Return only the number of lines holding the word "object".

::::::::

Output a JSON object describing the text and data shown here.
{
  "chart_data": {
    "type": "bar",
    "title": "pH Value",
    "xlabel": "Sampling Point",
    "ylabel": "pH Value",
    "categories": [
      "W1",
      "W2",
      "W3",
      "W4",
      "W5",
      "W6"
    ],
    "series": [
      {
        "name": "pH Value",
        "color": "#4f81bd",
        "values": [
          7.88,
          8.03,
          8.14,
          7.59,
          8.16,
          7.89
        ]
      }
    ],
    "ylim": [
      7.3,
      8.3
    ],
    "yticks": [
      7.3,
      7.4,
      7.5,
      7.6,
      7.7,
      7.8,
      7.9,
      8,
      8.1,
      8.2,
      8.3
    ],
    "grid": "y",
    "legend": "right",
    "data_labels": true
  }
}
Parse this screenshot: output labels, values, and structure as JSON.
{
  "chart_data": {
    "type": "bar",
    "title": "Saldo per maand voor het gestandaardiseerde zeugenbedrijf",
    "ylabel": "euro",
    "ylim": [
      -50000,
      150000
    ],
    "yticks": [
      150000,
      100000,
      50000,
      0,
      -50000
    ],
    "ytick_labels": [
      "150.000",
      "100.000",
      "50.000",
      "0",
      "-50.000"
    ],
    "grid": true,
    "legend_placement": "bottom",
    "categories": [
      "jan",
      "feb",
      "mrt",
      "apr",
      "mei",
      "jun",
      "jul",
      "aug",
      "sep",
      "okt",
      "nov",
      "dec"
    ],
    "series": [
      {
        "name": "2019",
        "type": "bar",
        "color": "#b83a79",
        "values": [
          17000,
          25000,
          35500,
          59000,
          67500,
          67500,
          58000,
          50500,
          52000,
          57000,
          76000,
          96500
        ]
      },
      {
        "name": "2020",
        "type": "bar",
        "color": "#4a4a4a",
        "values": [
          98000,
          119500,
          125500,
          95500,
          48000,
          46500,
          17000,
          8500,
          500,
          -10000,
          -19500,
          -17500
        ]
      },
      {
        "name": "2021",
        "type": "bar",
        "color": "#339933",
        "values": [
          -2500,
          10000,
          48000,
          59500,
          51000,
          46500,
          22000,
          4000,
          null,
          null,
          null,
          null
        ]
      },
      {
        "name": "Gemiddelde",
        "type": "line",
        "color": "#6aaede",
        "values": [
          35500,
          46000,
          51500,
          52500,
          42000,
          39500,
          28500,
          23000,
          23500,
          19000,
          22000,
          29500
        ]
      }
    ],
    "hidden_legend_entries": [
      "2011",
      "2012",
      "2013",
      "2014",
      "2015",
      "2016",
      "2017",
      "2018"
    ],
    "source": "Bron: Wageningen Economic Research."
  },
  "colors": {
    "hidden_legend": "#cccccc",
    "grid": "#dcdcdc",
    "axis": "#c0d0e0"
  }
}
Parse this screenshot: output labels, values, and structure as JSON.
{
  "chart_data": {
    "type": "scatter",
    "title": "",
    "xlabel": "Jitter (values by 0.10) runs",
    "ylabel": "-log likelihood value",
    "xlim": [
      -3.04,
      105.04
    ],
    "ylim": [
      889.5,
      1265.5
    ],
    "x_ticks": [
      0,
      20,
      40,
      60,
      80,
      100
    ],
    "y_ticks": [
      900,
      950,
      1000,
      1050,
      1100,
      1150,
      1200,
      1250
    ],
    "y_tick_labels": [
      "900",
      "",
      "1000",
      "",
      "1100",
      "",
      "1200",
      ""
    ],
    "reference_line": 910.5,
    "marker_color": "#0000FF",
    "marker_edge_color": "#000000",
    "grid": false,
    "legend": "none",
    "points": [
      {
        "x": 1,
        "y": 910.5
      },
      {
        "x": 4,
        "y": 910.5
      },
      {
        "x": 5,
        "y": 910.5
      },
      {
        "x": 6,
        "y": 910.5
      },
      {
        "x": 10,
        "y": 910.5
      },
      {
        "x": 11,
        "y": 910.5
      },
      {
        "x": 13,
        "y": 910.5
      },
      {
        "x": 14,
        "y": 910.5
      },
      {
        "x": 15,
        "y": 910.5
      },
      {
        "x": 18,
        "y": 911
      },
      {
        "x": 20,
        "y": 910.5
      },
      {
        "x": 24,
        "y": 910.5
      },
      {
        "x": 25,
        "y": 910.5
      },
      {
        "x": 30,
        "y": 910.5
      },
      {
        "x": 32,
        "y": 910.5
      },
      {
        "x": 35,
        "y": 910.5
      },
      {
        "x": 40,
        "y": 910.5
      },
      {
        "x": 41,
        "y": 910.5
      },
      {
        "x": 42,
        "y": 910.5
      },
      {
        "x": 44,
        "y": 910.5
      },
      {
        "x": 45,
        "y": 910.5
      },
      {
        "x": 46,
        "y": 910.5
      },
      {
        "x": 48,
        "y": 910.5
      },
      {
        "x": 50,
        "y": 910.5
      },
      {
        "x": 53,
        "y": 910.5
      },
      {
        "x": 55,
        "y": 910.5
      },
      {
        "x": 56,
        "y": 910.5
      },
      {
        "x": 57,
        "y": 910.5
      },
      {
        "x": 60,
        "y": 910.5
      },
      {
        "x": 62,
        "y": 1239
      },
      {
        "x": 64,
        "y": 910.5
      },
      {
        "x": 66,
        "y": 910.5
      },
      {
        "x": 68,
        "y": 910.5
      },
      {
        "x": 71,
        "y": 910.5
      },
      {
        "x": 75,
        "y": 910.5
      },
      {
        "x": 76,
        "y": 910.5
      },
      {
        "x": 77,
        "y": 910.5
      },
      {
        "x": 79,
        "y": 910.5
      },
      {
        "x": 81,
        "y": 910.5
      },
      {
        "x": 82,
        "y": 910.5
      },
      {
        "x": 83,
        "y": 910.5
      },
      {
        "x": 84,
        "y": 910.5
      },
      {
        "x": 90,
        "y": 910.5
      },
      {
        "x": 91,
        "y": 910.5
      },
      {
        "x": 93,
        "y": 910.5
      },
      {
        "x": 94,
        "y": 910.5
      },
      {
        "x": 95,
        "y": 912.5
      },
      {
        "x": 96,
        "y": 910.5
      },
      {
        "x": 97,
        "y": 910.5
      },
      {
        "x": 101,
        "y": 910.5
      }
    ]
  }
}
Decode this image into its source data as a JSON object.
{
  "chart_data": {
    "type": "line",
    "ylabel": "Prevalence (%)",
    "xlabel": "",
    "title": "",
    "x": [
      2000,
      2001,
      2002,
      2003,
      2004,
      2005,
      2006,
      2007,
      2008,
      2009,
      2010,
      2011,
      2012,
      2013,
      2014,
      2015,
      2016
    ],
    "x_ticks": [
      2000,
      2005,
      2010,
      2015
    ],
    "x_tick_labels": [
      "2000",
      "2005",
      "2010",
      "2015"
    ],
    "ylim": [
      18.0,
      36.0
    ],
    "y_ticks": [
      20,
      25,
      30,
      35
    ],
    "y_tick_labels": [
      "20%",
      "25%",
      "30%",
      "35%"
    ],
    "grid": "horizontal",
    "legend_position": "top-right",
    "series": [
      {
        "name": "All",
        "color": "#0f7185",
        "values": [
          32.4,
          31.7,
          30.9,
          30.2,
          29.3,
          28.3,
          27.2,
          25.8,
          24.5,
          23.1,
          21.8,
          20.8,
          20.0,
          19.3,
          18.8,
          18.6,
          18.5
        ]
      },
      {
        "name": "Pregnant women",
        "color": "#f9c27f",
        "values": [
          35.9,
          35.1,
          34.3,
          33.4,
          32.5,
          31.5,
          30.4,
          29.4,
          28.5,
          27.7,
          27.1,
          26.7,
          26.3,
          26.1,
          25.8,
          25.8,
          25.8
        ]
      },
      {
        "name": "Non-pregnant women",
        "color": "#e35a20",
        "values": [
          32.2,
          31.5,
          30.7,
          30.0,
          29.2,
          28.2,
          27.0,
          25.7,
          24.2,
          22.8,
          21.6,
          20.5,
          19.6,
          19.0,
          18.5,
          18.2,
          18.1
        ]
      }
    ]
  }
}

::::::::

**ANSWER FOR THE TASK**
2